### Task goal
Please copy all the lines that follow, word for word.

.....

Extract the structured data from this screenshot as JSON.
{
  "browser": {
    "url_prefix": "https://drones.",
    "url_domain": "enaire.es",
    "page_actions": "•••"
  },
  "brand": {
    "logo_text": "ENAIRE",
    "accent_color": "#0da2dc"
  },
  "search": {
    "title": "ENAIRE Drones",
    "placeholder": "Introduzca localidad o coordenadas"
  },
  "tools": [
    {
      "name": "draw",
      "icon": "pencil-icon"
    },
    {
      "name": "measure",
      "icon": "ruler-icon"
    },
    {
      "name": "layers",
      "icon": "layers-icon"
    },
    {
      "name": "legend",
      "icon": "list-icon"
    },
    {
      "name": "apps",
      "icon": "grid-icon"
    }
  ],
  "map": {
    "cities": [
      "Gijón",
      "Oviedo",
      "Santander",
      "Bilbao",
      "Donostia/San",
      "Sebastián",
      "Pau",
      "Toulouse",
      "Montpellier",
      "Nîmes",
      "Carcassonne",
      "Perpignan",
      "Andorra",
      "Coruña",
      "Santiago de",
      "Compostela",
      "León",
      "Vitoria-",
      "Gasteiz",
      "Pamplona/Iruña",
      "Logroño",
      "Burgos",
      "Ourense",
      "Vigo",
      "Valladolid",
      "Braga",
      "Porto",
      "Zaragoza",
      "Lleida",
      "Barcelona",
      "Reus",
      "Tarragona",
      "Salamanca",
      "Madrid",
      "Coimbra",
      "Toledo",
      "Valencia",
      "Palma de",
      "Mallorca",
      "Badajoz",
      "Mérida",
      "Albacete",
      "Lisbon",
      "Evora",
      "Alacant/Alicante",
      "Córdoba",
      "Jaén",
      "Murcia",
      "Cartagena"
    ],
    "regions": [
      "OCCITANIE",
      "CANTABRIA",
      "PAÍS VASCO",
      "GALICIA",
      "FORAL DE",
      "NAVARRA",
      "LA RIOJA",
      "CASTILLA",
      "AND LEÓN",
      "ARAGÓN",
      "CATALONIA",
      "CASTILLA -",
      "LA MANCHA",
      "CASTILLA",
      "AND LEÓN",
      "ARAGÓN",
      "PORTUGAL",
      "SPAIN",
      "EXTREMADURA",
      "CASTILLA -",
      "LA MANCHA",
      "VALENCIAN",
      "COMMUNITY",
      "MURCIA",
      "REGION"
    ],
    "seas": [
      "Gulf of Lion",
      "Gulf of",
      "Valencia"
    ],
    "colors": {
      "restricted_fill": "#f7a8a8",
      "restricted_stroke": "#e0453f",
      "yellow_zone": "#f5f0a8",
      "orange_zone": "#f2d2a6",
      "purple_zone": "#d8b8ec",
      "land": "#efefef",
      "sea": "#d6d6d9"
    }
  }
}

.....

### Output
Extract the structured data from this screenshot as JSON.
{
  "browser": {
    "url_prefix": "https://drones.",
    "url_domain": "enaire.es",
    "page_actions": "•••"
  },
  "brand": {
    "logo_text": "ENAIRE",
    "accent_color": "#0da2dc"
  },
  "search": {
    "title": "ENAIRE Drones",
    "placeholder": "Introduzca localidad o coordenadas"
  },
  "tools": [
    {
      "name": "draw",
      "icon": "pencil-icon"
    },
    {
      "name": "measure",
      "icon": "ruler-icon"
    },
    {
      "name": "layers",
      "icon": "layers-icon"
    },
    {
      "name": "legend",
      "icon": "list-icon"
    },
    {
      "name": "apps",
      "icon": "grid-icon"
    }
  ],
  "map": {
    "cities": [
      "Gijón",
      "Oviedo",
      "Santander",
      "Bilbao",
      "Donostia/San",
      "Sebastián",
      "Pau",
      "Toulouse",
      "Montpellier",
      "Nîmes",
      "Carcassonne",
      "Perpignan",
      "Andorra",
      "Coruña",
      "Santiago de",
      "Compostela",
      "León",
      "Vitoria-",
      "Gasteiz",
      "Pamplona/Iruña",
      "Logroño",
      "Burgos",
      "Ourense",
      "Vigo",
      "Valladolid",
      "Braga",
      "Porto",
      "Zaragoza",
      "Lleida",
      "Barcelona",
      "Reus",
      "Tarragona",
      "Salamanca",
      "Madrid",
      "Coimbra",
      "Toledo",
      "Valencia",
      "Palma de",
      "Mallorca",
      "Badajoz",
      "Mérida",
      "Albacete",
      "Lisbon",
      "Evora",
      "Alacant/Alicante",
      "Córdoba",
      "Jaén",
      "Murcia",
      "Cartagena"
    ],
    "regions": [
      "OCCITANIE",
      "CANTABRIA",
      "PAÍS VASCO",
      "GALICIA",
      "FORAL DE",
      "NAVARRA",
      "LA RIOJA",
      "CASTILLA",
      "AND LEÓN",
      "ARAGÓN",
      "CATALONIA",
      "CASTILLA -",
      "LA MANCHA",
      "CASTILLA",
      "AND LEÓN",
      "ARAGÓN",
      "PORTUGAL",
      "SPAIN",
      "EXTREMADURA",
      "CASTILLA -",
      "LA MANCHA",
      "VALENCIAN",
      "COMMUNITY",
      "MURCIA",
      "REGION"
    ],
    "seas": [
      "Gulf of Lion",
      "Gulf of",
      "Valencia"
    ],
    "colors": {
      "restricted_fill": "#f7a8a8",
      "restricted_stroke": "#e0453f",
      "yellow_zone": "#f5f0a8",
      "orange_zone": "#f2d2a6",
      "purple_zone": "#d8b8ec",
      "land": "#efefef",
      "sea": "#d6d6d9"
    }
  }
}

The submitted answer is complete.